> [Given problem]
Lines containing the word "Printing" are the ones to copy from the records below.
[BEGIN Supplied records]
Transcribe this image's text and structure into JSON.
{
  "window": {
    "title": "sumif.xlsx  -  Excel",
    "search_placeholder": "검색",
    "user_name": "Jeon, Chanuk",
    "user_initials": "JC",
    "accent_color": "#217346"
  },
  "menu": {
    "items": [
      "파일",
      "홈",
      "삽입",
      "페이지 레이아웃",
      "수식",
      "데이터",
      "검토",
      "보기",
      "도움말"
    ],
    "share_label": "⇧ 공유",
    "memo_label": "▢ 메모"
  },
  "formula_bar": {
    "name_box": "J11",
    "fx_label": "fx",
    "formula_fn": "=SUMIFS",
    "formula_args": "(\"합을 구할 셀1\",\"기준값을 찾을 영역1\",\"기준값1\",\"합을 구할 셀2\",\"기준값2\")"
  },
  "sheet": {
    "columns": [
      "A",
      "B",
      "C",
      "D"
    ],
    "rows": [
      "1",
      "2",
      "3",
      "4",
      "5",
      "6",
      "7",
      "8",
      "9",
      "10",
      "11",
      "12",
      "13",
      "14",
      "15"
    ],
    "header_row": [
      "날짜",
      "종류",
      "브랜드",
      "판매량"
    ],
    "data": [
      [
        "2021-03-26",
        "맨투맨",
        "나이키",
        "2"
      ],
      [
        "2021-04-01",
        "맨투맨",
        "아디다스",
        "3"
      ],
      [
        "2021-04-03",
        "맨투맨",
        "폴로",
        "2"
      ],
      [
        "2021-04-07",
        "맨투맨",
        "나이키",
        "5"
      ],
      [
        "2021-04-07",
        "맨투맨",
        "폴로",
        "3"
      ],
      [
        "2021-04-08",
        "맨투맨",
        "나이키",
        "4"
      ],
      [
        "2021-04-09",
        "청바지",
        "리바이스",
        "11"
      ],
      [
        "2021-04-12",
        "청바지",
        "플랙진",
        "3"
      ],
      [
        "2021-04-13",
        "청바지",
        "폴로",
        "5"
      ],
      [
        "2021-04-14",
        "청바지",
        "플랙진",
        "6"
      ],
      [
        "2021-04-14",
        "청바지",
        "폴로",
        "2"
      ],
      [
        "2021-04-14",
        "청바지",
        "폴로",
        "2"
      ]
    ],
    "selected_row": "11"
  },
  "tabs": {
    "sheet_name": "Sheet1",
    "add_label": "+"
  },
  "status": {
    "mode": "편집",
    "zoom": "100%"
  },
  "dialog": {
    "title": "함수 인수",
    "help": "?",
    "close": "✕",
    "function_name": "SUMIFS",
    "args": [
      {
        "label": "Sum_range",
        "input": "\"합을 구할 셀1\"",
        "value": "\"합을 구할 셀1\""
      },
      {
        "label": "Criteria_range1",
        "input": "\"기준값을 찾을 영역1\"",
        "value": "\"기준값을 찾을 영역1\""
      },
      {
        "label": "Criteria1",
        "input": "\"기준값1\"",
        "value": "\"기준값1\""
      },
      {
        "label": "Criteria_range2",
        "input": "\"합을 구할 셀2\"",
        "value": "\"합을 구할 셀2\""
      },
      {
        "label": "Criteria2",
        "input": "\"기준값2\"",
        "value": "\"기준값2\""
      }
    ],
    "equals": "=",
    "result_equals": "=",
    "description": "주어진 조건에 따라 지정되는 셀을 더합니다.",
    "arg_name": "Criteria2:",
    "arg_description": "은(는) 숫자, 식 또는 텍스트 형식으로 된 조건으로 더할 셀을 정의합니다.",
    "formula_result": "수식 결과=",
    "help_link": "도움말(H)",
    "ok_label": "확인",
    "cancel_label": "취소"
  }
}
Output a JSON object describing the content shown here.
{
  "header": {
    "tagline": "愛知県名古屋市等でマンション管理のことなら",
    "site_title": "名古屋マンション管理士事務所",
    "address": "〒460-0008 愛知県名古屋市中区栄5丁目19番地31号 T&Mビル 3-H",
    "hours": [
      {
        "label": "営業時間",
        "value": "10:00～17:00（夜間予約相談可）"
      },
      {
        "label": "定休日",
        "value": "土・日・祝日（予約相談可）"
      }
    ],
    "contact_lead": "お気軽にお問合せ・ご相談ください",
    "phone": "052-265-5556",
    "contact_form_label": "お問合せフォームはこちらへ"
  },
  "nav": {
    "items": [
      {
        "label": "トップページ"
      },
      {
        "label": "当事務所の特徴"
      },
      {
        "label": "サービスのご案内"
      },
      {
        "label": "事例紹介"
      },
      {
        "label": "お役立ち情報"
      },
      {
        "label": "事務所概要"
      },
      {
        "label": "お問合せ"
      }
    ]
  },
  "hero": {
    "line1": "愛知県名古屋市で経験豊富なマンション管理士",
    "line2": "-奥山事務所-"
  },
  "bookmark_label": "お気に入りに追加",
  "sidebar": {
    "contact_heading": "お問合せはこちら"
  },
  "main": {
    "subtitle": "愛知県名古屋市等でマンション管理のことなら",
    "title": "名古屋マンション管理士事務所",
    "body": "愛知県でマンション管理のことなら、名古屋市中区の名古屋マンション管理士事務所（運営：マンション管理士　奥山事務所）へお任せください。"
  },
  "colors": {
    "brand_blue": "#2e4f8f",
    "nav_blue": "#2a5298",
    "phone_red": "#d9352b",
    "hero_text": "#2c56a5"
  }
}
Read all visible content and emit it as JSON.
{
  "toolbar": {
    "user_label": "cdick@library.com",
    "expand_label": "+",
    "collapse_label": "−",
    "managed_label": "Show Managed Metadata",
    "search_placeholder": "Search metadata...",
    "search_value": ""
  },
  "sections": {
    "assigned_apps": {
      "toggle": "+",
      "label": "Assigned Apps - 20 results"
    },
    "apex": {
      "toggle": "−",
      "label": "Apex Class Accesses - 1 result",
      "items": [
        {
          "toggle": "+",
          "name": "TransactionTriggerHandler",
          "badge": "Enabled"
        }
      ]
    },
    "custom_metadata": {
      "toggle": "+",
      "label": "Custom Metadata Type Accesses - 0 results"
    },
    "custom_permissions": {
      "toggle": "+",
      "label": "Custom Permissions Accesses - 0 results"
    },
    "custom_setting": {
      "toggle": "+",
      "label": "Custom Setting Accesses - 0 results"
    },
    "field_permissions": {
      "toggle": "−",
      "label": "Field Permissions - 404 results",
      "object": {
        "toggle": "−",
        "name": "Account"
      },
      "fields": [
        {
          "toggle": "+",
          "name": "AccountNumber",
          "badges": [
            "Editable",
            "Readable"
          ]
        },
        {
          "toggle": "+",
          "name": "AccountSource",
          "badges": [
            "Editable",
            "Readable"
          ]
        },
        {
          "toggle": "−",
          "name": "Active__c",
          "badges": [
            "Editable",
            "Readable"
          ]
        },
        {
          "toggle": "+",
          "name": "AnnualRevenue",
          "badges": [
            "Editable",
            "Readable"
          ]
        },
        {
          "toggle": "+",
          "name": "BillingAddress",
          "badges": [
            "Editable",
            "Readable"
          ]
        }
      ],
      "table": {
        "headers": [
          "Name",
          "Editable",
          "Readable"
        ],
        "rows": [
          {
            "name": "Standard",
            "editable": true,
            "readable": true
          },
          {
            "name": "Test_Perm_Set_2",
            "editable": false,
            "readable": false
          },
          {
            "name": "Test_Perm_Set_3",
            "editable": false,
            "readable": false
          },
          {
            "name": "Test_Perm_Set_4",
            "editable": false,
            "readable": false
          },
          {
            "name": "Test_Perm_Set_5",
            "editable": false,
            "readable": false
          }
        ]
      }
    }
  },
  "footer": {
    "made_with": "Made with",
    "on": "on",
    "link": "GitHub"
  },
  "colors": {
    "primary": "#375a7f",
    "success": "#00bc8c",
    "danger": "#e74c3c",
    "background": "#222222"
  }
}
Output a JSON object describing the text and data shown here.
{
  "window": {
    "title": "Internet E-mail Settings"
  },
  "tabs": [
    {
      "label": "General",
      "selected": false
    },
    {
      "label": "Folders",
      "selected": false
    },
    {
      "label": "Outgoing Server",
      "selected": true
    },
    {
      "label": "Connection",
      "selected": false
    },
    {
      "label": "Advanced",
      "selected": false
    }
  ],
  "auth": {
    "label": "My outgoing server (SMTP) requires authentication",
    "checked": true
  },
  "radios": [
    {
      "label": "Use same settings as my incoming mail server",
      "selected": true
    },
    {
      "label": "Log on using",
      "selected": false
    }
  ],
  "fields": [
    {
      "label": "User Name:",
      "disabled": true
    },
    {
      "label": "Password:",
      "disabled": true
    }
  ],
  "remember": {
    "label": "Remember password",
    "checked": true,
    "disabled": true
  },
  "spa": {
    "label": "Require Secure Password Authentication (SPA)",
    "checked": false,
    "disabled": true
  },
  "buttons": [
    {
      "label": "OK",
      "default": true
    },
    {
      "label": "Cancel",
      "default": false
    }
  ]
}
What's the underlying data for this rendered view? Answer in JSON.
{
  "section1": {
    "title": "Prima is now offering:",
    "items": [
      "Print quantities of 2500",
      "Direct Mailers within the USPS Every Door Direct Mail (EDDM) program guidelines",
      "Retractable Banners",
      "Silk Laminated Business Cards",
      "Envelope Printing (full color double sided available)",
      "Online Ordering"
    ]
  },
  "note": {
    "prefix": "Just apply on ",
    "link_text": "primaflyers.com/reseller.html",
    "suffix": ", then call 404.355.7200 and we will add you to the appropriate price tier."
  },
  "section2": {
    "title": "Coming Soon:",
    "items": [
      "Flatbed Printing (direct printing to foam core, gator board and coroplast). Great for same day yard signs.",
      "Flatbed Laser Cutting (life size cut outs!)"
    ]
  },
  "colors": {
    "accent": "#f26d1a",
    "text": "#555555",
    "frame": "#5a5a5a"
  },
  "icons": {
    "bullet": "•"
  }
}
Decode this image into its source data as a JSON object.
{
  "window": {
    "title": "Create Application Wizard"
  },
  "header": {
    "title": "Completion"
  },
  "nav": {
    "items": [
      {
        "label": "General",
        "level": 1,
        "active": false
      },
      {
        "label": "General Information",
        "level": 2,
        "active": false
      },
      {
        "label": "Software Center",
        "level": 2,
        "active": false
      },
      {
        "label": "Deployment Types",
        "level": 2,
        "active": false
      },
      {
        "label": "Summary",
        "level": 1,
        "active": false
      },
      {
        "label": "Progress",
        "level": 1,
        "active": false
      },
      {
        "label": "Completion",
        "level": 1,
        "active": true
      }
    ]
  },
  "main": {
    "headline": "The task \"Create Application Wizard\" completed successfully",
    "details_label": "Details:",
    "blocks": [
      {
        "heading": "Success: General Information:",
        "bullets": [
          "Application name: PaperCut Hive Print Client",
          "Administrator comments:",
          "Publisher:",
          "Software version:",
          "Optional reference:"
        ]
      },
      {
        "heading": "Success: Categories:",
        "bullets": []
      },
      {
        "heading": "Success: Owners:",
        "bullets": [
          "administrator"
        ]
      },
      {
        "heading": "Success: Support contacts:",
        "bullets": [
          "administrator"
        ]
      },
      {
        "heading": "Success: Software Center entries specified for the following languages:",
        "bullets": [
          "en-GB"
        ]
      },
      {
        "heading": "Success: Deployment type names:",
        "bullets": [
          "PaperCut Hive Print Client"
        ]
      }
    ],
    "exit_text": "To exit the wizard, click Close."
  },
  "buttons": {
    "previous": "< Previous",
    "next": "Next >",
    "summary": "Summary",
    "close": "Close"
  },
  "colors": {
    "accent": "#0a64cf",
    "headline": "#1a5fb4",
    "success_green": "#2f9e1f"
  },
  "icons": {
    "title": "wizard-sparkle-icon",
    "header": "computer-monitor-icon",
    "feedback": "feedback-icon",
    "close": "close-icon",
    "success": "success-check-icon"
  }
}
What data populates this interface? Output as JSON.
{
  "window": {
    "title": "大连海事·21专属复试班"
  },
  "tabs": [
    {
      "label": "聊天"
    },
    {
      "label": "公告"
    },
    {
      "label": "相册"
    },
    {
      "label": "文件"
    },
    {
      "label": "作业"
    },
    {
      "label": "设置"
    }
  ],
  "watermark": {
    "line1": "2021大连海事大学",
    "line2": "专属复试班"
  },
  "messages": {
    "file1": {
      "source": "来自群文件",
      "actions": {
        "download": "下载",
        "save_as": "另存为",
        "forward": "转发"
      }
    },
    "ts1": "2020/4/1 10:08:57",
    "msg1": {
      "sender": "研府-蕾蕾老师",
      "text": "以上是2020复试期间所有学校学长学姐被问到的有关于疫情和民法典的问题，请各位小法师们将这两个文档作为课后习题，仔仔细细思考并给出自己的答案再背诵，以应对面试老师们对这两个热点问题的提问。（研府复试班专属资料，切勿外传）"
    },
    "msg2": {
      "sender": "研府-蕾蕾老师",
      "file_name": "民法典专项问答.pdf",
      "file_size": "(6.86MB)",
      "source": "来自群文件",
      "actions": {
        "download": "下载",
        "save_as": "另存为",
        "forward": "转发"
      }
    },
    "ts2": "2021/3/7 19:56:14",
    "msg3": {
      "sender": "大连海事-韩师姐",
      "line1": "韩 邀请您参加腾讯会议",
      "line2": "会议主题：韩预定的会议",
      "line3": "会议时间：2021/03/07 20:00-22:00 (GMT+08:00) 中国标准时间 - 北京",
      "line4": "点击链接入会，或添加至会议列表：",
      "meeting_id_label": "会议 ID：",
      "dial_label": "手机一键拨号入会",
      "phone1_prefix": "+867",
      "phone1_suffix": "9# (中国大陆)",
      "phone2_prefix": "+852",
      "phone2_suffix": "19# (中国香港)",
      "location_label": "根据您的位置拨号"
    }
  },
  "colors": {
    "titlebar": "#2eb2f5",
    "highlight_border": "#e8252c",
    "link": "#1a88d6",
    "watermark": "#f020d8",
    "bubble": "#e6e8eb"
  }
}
[END Supplied records]
> [Result of the task]
      "Envelope Printing (full color double sided available)",
      "Flatbed Printing (direct printing to foam core, gator board and coroplast). Great for same day yard signs.",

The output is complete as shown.